- **SOURCE MATERIAL**:
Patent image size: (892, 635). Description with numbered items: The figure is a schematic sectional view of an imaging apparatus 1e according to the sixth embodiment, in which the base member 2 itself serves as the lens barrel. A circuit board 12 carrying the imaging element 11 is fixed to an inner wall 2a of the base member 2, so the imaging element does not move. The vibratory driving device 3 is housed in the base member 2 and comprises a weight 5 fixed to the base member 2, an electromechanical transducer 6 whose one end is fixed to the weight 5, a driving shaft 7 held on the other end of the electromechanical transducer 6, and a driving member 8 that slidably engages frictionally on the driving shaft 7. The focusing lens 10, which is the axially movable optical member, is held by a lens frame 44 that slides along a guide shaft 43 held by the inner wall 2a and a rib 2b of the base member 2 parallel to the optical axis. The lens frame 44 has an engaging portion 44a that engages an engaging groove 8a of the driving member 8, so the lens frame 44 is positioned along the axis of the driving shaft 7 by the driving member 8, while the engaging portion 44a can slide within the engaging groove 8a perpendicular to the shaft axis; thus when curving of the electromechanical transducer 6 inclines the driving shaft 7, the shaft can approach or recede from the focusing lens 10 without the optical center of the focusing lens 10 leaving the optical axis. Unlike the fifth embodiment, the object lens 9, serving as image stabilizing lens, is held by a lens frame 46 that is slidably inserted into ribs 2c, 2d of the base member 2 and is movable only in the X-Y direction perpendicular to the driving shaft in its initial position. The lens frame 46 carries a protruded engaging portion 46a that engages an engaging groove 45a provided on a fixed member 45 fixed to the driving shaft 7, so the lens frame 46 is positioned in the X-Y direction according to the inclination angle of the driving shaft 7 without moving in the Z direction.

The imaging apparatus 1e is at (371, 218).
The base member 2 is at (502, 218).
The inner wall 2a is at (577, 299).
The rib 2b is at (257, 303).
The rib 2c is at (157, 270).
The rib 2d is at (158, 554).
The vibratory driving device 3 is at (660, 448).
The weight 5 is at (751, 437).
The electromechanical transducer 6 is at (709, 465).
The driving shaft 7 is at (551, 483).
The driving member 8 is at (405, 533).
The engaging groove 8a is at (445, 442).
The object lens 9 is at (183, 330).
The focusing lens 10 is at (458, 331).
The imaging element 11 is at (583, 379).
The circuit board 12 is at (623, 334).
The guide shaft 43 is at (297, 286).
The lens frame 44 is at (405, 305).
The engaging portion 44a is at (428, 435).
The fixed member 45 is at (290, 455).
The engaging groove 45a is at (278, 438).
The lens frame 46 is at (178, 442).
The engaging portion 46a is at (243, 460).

- **WRITTEN REQUEST**:
List every line of the items above that contains the word "guide".

- **SOLUTION BELOW**:
Patent image size: (892, 635). Description with numbered items: The figure is a schematic sectional view of an imaging apparatus 1e according to the sixth embodiment, in which the base member 2 itself serves as the lens barrel. A circuit board 12 carrying the imaging element 11 is fixed to an inner wall 2a of the base member 2, so the imaging element does not move. The vibratory driving device 3 is housed in the base member 2 and comprises a weight 5 fixed to the base member 2, an electromechanical transducer 6 whose one end is fixed to the weight 5, a driving shaft 7 held on the other end of the electromechanical transducer 6, and a driving member 8 that slidably engages frictionally on the driving shaft 7. The focusing lens 10, which is the axially movable optical member, is held by a lens frame 44 that slides along a guide shaft 43 held by the inner wall 2a and a rib 2b of the base member 2 parallel to the optical axis. The lens frame 44 has an engaging portion 44a that engages an engaging groove 8a of the driving member 8, so the lens frame 44 is positioned along the axis of the driving shaft 7 by the driving member 8, while the engaging portion 44a can slide within the engaging groove 8a perpendicular to the shaft axis; thus when curving of the electromechanical transducer 6 inclines the driving shaft 7, the shaft can approach or recede from the focusing lens 10 without the optical center of the focusing lens 10 leaving the optical axis. Unlike the fifth embodiment, the object lens 9, serving as image stabilizing lens, is held by a lens frame 46 that is slidably inserted into ribs 2c, 2d of the base member 2 and is movable only in the X-Y direction perpendicular to the driving shaft in its initial position. The lens frame 46 carries a protruded engaging portion 46a that engages an engaging groove 45a provided on a fixed member 45 fixed to the driving shaft 7, so the lens frame 46 is positioned in the X-Y direction according to the inclination angle of the driving shaft 7 without moving in the Z direction.
The guide shaft 43 is at (297, 286).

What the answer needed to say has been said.